#### Dataset extract
************

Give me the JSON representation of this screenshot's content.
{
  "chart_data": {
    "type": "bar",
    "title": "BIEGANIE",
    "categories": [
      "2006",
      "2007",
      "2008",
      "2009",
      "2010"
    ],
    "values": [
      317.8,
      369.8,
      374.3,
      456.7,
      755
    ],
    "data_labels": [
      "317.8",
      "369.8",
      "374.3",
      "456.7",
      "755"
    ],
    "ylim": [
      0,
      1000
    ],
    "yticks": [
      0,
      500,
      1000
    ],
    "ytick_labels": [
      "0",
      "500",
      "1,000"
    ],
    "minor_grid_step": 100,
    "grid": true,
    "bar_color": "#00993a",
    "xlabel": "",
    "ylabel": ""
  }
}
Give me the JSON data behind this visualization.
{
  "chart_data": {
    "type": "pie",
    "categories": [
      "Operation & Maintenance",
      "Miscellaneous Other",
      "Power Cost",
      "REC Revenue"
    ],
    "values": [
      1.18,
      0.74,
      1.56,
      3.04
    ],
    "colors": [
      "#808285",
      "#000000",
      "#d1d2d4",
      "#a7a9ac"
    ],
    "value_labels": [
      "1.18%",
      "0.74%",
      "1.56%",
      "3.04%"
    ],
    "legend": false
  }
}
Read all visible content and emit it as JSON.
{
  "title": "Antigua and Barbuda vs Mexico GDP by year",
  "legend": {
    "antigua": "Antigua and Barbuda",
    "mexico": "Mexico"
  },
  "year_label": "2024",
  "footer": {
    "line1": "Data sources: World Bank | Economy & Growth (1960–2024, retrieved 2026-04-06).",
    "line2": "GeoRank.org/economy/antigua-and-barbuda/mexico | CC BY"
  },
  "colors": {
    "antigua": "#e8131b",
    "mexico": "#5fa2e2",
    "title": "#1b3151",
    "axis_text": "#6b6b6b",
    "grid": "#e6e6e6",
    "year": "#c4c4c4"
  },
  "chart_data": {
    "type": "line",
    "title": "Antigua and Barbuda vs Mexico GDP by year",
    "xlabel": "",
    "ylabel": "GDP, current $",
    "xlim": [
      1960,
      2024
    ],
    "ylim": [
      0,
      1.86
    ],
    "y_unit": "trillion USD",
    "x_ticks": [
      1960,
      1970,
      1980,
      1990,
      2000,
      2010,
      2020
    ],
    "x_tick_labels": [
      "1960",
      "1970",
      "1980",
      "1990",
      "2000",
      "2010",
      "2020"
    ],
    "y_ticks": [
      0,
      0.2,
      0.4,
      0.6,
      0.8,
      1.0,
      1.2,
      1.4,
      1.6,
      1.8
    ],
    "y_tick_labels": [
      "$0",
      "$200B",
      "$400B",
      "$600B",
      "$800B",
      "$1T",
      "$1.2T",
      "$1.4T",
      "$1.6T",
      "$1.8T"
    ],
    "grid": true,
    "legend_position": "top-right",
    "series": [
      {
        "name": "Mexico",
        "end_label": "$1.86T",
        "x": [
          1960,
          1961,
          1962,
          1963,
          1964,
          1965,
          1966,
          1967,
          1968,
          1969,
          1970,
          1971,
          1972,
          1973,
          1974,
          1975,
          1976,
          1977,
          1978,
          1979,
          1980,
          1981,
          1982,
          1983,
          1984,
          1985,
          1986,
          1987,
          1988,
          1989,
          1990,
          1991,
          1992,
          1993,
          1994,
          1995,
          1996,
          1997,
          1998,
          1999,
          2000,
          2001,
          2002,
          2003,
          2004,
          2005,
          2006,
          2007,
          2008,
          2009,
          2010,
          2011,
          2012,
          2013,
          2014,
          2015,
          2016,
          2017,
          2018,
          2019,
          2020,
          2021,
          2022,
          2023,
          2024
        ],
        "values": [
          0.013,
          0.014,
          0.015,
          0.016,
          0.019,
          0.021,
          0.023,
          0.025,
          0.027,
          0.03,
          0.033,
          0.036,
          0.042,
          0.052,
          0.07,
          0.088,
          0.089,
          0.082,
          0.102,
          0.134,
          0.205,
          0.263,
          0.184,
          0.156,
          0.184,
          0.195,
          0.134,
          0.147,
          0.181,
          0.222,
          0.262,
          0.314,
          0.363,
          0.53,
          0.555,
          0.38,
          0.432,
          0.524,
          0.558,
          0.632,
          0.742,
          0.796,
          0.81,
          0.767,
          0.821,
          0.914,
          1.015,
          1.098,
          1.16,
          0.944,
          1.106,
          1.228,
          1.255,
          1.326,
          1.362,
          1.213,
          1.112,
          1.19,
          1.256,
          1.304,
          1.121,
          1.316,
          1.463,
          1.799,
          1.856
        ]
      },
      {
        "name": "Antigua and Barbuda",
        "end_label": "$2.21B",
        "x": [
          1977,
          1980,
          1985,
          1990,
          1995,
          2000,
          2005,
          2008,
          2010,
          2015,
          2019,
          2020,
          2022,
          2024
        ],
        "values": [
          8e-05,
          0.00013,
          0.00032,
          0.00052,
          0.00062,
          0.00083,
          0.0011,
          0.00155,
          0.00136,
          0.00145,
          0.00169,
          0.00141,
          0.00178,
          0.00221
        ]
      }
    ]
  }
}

************

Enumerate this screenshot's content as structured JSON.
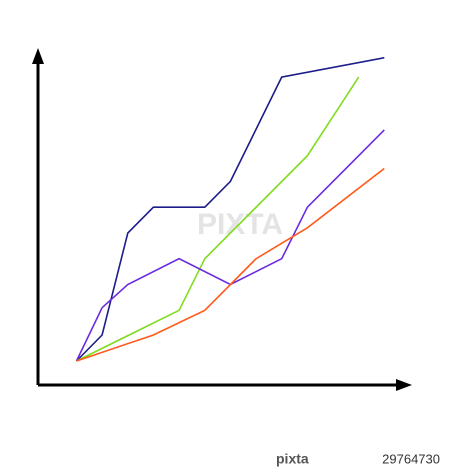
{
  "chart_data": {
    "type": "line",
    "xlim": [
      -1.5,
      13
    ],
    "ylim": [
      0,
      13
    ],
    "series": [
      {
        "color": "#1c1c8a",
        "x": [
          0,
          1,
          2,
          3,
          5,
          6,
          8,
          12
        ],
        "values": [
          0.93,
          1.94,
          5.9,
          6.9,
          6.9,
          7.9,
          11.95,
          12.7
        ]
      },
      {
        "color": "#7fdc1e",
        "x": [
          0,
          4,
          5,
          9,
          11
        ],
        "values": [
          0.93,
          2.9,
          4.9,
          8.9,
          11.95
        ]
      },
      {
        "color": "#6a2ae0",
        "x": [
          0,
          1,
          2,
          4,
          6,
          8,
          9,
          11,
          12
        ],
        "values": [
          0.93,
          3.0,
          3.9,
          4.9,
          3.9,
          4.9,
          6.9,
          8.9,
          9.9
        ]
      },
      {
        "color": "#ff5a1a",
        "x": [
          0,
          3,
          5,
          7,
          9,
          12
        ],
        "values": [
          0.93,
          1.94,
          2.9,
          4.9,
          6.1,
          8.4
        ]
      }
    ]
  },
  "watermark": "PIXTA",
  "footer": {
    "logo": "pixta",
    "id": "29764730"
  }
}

************

#### Exercise directions
Using the data above, say how many lines include "type". No other reply is needed.

#### Problem solution
4